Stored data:
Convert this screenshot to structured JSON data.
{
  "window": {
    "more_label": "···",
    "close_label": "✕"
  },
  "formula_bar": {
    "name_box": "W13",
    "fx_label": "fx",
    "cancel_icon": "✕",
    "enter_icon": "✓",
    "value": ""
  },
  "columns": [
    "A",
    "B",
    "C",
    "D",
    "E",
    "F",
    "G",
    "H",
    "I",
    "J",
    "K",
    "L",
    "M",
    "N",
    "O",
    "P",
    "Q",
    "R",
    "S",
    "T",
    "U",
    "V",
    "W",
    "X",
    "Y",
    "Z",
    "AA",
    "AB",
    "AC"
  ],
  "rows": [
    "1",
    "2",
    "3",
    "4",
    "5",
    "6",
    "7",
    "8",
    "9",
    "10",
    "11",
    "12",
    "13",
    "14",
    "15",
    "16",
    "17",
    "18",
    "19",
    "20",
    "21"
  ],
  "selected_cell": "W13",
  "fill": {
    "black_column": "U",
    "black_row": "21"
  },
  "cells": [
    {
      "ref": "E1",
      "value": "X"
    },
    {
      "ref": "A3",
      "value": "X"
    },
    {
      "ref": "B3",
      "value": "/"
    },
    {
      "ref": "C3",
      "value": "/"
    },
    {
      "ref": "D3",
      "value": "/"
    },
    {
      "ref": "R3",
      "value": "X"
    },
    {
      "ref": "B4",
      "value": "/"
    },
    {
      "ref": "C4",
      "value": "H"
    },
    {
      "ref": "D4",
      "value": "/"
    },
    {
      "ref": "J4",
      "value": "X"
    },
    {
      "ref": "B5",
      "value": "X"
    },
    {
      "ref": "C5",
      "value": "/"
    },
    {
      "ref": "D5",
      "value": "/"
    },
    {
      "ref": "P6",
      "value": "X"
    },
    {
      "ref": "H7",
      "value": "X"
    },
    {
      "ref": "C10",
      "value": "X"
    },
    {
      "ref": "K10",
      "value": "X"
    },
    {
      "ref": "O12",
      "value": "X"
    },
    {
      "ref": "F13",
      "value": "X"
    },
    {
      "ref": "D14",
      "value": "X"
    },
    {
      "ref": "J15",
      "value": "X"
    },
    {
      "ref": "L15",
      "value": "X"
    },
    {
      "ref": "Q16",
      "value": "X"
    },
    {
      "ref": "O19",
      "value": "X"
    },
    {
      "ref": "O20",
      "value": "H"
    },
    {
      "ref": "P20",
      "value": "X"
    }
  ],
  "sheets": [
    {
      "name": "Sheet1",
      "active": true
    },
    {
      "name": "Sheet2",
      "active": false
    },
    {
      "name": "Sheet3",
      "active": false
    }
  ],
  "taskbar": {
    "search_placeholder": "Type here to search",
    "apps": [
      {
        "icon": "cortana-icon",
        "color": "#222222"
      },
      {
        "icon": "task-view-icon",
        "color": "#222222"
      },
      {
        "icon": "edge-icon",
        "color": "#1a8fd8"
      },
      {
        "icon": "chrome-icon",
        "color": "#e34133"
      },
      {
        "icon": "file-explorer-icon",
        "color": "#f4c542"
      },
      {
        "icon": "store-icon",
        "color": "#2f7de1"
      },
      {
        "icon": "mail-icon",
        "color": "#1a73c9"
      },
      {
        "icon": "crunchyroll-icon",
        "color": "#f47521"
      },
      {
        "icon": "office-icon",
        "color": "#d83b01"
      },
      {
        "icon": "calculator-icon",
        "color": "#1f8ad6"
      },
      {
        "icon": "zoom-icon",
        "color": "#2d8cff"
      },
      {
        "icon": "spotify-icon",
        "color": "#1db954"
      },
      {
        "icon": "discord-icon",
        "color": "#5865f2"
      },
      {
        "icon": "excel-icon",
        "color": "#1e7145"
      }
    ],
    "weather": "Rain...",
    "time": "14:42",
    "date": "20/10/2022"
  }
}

GOAL OF THE EXERCISE:
Write out the full listing, keeping every line exactly as it is.

COMPLETE RESPONSE:
Convert this screenshot to structured JSON data.
{
  "window": {
    "more_label": "···",
    "close_label": "✕"
  },
  "formula_bar": {
    "name_box": "W13",
    "fx_label": "fx",
    "cancel_icon": "✕",
    "enter_icon": "✓",
    "value": ""
  },
  "columns": [
    "A",
    "B",
    "C",
    "D",
    "E",
    "F",
    "G",
    "H",
    "I",
    "J",
    "K",
    "L",
    "M",
    "N",
    "O",
    "P",
    "Q",
    "R",
    "S",
    "T",
    "U",
    "V",
    "W",
    "X",
    "Y",
    "Z",
    "AA",
    "AB",
    "AC"
  ],
  "rows": [
    "1",
    "2",
    "3",
    "4",
    "5",
    "6",
    "7",
    "8",
    "9",
    "10",
    "11",
    "12",
    "13",
    "14",
    "15",
    "16",
    "17",
    "18",
    "19",
    "20",
    "21"
  ],
  "selected_cell": "W13",
  "fill": {
    "black_column": "U",
    "black_row": "21"
  },
  "cells": [
    {
      "ref": "E1",
      "value": "X"
    },
    {
      "ref": "A3",
      "value": "X"
    },
    {
      "ref": "B3",
      "value": "/"
    },
    {
      "ref": "C3",
      "value": "/"
    },
    {
      "ref": "D3",
      "value": "/"
    },
    {
      "ref": "R3",
      "value": "X"
    },
    {
      "ref": "B4",
      "value": "/"
    },
    {
      "ref": "C4",
      "value": "H"
    },
    {
      "ref": "D4",
      "value": "/"
    },
    {
      "ref": "J4",
      "value": "X"
    },
    {
      "ref": "B5",
      "value": "X"
    },
    {
      "ref": "C5",
      "value": "/"
    },
    {
      "ref": "D5",
      "value": "/"
    },
    {
      "ref": "P6",
      "value": "X"
    },
    {
      "ref": "H7",
      "value": "X"
    },
    {
      "ref": "C10",
      "value": "X"
    },
    {
      "ref": "K10",
      "value": "X"
    },
    {
      "ref": "O12",
      "value": "X"
    },
    {
      "ref": "F13",
      "value": "X"
    },
    {
      "ref": "D14",
      "value": "X"
    },
    {
      "ref": "J15",
      "value": "X"
    },
    {
      "ref": "L15",
      "value": "X"
    },
    {
      "ref": "Q16",
      "value": "X"
    },
    {
      "ref": "O19",
      "value": "X"
    },
    {
      "ref": "O20",
      "value": "H"
    },
    {
      "ref": "P20",
      "value": "X"
    }
  ],
  "sheets": [
    {
      "name": "Sheet1",
      "active": true
    },
    {
      "name": "Sheet2",
      "active": false
    },
    {
      "name": "Sheet3",
      "active": false
    }
  ],
  "taskbar": {
    "search_placeholder": "Type here to search",
    "apps": [
      {
        "icon": "cortana-icon",
        "color": "#222222"
      },
      {
        "icon": "task-view-icon",
        "color": "#222222"
      },
      {
        "icon": "edge-icon",
        "color": "#1a8fd8"
      },
      {
        "icon": "chrome-icon",
        "color": "#e34133"
      },
      {
        "icon": "file-explorer-icon",
        "color": "#f4c542"
      },
      {
        "icon": "store-icon",
        "color": "#2f7de1"
      },
      {
        "icon": "mail-icon",
        "color": "#1a73c9"
      },
      {
        "icon": "crunchyroll-icon",
        "color": "#f47521"
      },
      {
        "icon": "office-icon",
        "color": "#d83b01"
      },
      {
        "icon": "calculator-icon",
        "color": "#1f8ad6"
      },
      {
        "icon": "zoom-icon",
        "color": "#2d8cff"
      },
      {
        "icon": "spotify-icon",
        "color": "#1db954"
      },
      {
        "icon": "discord-icon",
        "color": "#5865f2"
      },
      {
        "icon": "excel-icon",
        "color": "#1e7145"
      }
    ],
    "weather": "Rain...",
    "time": "14:42",
    "date": "20/10/2022"
  }
}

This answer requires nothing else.